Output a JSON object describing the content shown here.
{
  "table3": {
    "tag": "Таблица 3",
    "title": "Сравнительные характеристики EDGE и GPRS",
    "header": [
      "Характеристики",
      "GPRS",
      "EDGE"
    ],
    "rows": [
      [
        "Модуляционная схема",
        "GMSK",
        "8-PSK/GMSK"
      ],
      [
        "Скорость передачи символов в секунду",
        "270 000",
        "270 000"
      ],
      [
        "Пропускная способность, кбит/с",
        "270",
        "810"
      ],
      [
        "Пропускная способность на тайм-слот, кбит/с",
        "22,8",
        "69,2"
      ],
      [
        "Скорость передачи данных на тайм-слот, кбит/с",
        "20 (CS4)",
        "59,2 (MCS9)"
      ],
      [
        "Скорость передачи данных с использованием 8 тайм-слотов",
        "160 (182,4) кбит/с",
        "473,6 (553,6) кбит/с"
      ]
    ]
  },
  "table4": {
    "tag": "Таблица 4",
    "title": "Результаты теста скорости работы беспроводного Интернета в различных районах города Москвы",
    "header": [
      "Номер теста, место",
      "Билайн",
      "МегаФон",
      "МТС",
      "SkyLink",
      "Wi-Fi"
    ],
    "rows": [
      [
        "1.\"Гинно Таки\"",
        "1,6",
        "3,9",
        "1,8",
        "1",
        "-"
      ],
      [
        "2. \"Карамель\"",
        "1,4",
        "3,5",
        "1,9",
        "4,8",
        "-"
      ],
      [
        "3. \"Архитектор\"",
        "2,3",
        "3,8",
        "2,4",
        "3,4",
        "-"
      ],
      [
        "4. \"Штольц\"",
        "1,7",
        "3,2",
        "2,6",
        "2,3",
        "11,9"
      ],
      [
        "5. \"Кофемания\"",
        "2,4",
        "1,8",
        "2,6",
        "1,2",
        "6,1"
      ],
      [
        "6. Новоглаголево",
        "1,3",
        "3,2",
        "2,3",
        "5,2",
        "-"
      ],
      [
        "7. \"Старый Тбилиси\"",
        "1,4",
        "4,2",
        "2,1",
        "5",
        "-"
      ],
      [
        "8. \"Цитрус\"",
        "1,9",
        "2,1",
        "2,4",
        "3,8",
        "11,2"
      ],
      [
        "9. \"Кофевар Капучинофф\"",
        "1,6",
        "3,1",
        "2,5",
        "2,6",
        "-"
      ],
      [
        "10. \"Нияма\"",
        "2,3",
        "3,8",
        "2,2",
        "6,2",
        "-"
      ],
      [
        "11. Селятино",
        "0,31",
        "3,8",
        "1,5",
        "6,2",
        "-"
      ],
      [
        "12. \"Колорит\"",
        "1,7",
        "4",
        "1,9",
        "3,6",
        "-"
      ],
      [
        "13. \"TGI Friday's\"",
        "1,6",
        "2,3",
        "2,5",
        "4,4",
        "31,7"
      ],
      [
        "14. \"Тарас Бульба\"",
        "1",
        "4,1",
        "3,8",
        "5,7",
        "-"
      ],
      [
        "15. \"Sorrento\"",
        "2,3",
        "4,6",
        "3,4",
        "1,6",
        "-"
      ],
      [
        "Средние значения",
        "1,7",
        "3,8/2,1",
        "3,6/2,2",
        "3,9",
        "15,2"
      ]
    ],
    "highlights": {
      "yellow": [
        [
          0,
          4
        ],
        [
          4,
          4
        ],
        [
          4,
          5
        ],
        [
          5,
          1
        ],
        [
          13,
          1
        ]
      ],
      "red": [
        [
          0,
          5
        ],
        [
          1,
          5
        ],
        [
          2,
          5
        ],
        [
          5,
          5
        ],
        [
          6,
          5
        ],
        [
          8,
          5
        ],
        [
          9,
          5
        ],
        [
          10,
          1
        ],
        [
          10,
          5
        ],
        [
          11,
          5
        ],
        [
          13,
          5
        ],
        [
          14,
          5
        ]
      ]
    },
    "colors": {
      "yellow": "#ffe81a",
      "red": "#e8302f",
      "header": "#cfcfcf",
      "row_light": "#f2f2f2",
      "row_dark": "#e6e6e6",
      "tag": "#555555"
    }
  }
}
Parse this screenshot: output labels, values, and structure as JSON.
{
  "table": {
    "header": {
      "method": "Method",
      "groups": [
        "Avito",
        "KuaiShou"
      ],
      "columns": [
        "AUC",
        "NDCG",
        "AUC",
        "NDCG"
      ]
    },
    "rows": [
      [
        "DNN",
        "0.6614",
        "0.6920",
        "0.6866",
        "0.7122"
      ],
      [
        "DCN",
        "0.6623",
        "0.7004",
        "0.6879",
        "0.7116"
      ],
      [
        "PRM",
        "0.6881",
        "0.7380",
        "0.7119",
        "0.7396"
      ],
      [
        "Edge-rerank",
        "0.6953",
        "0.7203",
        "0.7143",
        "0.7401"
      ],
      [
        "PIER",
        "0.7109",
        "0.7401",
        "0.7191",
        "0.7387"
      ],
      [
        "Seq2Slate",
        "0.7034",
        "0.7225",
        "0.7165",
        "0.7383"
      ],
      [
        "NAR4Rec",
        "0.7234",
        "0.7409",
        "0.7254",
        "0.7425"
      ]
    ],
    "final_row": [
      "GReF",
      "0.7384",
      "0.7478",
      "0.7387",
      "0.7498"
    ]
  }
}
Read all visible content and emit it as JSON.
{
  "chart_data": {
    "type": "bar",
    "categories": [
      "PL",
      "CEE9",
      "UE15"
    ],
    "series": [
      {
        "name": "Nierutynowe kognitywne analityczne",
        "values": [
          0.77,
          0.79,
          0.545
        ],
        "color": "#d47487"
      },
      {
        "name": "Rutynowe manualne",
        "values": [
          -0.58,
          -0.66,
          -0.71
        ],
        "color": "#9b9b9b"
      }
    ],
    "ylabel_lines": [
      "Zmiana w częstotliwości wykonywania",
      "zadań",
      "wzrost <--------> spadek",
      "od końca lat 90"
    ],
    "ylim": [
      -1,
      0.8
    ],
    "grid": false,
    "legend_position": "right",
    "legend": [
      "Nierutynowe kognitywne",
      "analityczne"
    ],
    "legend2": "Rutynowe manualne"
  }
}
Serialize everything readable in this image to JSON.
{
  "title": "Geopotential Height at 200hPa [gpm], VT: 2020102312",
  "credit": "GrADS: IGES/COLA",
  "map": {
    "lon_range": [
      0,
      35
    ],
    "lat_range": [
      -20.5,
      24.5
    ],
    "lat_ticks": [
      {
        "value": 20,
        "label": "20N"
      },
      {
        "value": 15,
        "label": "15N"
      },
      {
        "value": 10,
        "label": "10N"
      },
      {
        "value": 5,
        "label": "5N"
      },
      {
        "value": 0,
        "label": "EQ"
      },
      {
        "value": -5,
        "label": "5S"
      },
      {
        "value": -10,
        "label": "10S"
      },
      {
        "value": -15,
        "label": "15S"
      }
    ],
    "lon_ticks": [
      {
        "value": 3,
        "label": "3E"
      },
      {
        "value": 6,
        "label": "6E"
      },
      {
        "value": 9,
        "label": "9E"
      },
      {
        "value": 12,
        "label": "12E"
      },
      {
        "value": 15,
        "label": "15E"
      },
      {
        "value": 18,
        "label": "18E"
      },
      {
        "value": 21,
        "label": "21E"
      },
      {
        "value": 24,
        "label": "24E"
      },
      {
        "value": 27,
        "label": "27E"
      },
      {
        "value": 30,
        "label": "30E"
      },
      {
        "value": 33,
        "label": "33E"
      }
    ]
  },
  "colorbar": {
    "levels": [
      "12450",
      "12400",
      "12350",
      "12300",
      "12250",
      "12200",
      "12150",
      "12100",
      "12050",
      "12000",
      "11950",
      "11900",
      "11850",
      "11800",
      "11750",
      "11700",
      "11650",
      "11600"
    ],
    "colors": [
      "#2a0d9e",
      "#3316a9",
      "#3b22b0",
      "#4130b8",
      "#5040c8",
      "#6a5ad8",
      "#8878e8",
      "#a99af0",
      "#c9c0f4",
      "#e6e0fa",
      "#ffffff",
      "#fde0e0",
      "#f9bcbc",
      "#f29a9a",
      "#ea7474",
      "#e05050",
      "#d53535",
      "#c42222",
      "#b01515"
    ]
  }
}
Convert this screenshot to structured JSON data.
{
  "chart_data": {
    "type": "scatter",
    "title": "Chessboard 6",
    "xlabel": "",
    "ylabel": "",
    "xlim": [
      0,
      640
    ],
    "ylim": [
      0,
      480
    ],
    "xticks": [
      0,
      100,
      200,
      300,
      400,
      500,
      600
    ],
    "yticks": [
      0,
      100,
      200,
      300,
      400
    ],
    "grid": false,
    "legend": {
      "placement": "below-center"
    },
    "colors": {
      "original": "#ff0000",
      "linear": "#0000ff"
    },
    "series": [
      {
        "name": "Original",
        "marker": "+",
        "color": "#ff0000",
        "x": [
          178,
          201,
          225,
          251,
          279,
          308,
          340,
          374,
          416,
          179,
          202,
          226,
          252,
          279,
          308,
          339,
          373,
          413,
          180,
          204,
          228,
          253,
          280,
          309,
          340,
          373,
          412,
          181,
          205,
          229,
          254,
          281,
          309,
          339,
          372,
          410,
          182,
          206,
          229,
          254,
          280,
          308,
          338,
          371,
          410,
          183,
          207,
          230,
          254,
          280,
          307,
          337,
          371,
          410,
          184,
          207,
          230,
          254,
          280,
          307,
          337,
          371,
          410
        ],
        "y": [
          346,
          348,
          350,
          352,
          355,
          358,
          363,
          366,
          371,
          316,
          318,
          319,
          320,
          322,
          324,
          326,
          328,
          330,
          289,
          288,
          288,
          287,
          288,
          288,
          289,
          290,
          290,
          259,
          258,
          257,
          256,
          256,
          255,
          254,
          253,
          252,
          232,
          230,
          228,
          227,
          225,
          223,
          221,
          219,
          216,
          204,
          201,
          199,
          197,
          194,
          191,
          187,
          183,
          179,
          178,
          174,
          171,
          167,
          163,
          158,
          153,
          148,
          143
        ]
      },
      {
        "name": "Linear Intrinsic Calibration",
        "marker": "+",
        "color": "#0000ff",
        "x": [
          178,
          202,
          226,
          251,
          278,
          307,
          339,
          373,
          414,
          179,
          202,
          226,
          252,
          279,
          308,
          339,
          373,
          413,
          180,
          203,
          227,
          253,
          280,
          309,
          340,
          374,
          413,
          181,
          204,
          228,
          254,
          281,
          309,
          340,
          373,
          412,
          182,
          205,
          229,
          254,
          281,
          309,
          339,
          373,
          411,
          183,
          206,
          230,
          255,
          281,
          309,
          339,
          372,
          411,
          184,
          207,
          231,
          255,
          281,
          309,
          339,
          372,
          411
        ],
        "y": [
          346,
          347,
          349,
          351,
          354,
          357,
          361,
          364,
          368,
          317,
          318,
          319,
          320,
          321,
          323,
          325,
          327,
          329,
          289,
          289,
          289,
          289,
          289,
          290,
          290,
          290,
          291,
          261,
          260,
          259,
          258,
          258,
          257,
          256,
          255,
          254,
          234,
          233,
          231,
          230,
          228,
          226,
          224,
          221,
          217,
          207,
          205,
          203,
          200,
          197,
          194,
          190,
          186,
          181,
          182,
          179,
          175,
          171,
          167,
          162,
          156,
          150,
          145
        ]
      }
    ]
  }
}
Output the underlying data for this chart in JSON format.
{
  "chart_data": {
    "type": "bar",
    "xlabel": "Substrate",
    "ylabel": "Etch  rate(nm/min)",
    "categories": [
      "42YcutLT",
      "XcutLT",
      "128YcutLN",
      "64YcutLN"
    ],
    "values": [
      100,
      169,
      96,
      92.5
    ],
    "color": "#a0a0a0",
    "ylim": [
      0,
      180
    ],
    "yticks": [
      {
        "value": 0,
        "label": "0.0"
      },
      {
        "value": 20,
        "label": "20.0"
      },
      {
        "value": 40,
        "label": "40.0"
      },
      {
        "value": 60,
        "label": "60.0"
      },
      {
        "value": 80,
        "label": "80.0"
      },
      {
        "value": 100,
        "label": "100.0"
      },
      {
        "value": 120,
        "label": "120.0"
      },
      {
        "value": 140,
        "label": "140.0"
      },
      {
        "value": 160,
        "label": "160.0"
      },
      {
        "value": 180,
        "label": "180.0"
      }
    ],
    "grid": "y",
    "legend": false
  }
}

* _Written instruction_:
Go through the listing above and list every line that has the word "Скорость".

* _Final result_:
        "Скорость передачи символов в секунду",
        "Скорость передачи данных на тайм-слот, кбит/с",
        "Скорость передачи данных с использованием 8 тайм-слотов",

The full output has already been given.